Work required: Search the listing below for "used". Copy each matching line.

━━ Given information

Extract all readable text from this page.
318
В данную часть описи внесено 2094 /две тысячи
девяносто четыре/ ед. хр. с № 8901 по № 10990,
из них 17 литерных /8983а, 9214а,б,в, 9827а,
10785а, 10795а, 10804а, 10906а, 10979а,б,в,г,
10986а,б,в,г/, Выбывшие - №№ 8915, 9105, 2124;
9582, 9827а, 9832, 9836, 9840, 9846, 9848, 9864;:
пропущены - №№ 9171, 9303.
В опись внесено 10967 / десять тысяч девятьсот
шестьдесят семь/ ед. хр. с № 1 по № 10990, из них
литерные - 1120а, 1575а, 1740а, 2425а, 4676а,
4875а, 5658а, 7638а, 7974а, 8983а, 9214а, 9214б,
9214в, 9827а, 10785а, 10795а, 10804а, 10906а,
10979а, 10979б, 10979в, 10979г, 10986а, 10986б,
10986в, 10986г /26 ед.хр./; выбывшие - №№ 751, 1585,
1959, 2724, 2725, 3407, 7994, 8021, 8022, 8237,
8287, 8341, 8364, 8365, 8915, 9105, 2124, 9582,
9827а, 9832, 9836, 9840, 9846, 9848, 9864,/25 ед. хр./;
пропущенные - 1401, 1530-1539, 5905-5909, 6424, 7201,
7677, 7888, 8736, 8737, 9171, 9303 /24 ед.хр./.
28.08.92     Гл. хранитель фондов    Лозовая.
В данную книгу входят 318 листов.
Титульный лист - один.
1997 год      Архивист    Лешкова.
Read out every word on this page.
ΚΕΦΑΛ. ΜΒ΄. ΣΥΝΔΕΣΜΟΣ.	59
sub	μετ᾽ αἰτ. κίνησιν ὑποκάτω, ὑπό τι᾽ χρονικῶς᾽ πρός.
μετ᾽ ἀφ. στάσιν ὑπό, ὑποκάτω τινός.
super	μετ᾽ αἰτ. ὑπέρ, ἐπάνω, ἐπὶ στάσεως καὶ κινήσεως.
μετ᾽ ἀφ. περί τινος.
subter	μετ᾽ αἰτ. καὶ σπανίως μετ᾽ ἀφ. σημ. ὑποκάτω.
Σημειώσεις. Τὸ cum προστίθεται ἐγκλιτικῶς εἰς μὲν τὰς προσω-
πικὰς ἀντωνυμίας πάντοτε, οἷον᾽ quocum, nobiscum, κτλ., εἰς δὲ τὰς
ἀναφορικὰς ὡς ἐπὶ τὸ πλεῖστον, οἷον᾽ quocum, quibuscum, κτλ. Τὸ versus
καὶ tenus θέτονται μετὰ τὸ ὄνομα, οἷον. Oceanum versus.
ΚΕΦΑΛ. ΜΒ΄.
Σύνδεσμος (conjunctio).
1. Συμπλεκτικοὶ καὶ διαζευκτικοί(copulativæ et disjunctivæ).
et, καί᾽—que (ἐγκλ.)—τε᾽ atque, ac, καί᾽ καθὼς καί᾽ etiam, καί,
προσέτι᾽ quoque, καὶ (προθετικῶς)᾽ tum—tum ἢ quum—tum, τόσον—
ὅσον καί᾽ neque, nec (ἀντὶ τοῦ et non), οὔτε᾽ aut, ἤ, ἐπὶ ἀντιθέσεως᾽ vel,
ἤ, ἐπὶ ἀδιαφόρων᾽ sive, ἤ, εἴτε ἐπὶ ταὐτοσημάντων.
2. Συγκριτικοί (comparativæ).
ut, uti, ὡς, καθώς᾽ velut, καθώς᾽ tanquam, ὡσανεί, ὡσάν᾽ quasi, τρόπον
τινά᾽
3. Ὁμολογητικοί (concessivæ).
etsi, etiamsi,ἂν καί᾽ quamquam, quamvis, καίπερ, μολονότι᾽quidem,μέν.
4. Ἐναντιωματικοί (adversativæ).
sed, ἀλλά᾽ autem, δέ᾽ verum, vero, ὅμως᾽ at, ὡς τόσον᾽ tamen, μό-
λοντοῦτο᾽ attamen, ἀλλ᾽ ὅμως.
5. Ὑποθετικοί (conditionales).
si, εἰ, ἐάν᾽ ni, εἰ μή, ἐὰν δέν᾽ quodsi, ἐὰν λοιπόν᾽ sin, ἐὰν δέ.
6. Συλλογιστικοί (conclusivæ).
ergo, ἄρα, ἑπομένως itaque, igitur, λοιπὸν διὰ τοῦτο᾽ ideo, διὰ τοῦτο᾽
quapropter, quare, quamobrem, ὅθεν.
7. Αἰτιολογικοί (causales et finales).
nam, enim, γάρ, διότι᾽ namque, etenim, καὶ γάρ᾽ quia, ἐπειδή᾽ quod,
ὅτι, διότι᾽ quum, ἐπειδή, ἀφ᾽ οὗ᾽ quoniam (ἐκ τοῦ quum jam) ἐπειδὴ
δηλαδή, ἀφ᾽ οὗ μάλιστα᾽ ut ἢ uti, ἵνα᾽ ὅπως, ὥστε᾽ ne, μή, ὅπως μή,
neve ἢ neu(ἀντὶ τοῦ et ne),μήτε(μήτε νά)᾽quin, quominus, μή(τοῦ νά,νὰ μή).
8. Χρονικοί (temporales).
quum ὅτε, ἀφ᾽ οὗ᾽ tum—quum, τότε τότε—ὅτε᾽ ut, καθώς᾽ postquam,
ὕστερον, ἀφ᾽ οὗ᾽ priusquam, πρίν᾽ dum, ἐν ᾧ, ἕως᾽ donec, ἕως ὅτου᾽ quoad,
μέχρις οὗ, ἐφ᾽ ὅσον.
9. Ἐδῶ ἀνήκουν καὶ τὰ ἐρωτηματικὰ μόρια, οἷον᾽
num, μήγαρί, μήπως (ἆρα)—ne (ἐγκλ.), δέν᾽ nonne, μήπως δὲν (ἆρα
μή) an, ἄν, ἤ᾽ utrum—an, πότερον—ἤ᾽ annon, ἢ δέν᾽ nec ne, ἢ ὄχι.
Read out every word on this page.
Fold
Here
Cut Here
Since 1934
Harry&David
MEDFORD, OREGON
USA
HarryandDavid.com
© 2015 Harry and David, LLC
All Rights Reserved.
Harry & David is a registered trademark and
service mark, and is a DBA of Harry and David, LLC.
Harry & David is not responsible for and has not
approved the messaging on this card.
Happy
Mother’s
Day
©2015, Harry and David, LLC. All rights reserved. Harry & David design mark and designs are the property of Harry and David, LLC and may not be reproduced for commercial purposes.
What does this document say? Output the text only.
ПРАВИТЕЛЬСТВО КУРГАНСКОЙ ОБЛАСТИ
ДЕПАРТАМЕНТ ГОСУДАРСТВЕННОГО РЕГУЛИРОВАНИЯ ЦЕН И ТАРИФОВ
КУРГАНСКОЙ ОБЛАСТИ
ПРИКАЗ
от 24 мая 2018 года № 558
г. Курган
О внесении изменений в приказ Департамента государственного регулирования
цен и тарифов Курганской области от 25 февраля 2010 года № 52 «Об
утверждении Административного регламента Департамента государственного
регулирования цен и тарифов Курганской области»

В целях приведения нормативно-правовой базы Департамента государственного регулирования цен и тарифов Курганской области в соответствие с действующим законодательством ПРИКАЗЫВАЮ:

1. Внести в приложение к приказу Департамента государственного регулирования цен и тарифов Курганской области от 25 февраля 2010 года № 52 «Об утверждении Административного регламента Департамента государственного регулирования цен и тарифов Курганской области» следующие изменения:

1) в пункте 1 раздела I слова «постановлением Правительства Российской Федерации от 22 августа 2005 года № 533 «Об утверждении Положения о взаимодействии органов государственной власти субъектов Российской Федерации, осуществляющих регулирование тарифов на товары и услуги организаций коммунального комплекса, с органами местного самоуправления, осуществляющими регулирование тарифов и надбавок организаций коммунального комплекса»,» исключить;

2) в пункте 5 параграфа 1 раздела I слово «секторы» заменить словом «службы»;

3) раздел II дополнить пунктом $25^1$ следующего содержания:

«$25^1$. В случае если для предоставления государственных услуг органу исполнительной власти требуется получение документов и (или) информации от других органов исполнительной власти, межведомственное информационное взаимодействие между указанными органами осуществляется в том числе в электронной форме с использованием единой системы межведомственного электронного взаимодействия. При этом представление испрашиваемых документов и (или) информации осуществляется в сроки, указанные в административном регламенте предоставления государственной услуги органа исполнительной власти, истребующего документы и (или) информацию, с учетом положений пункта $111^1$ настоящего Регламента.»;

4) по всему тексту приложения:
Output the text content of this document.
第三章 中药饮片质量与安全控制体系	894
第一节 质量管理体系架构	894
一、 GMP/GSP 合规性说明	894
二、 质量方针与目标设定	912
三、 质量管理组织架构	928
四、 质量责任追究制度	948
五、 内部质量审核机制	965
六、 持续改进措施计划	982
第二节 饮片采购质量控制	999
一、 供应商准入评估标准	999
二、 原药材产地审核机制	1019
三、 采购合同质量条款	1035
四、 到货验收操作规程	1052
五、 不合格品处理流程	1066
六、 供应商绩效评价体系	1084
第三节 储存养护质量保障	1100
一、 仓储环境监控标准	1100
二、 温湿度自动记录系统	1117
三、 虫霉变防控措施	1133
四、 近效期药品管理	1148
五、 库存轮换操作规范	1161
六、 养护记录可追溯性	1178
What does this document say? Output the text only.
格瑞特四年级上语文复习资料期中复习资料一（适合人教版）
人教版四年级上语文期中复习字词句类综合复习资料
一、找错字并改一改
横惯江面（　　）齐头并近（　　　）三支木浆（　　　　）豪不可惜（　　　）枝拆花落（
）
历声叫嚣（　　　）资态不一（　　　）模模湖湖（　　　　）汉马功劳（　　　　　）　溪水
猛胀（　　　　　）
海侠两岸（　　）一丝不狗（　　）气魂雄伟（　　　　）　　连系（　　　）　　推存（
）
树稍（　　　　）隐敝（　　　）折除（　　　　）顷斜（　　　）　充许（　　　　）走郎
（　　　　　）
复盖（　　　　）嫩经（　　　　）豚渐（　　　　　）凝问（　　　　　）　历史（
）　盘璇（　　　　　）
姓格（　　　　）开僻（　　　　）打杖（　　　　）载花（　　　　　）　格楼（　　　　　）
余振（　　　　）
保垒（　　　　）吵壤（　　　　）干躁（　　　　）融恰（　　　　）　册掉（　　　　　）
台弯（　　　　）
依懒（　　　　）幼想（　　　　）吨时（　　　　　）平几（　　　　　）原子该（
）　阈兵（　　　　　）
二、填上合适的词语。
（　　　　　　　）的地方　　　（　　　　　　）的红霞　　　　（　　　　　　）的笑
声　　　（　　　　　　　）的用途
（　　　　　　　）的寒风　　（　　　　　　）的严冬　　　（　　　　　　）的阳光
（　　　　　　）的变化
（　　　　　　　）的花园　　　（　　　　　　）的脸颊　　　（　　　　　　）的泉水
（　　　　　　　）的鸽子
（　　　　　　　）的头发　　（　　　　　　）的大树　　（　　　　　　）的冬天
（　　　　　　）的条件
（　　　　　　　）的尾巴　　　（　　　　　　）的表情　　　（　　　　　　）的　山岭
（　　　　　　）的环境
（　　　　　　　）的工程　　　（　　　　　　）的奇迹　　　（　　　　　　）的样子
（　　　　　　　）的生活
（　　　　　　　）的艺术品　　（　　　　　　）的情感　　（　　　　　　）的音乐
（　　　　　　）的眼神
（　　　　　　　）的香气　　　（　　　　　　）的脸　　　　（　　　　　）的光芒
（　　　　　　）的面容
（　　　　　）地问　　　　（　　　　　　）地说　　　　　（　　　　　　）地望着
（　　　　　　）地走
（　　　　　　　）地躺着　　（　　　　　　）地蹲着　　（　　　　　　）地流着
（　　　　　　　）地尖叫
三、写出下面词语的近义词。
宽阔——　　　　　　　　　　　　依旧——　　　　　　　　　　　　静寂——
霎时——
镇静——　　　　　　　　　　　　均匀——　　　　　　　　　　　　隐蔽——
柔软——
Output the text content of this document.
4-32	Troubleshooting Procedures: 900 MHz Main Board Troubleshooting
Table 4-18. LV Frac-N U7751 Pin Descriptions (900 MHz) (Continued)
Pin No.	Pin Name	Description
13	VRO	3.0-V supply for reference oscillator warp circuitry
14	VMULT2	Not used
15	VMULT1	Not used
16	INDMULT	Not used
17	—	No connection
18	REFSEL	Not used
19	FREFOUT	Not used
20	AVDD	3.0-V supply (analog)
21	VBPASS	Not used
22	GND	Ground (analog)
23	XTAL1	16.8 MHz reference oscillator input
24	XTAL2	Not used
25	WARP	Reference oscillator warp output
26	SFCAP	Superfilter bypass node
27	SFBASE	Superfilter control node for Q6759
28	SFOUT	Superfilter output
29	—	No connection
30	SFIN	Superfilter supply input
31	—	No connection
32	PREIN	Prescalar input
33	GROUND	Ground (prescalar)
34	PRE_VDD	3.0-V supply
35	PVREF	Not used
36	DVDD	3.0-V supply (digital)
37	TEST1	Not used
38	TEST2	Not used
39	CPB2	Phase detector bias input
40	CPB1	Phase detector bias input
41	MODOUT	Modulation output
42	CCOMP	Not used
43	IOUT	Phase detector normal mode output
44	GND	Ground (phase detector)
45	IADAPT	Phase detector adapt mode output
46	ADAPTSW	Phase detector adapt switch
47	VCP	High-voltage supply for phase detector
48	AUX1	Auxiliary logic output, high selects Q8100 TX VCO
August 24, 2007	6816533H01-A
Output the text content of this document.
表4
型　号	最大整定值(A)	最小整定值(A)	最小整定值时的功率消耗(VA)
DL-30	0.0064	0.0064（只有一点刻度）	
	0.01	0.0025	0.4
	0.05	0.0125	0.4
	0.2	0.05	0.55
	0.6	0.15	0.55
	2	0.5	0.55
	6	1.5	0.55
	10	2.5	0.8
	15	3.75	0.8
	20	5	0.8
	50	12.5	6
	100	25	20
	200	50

━━━━

Full output:
14	VMULT2	Not used
15	VMULT1	Not used
16	INDMULT	Not used
18	REFSEL	Not used
19	FREFOUT	Not used
21	VBPASS	Not used
24	XTAL2	Not used
35	PVREF	Not used
37	TEST1	Not used
38	TEST2	Not used
42	CCOMP	Not used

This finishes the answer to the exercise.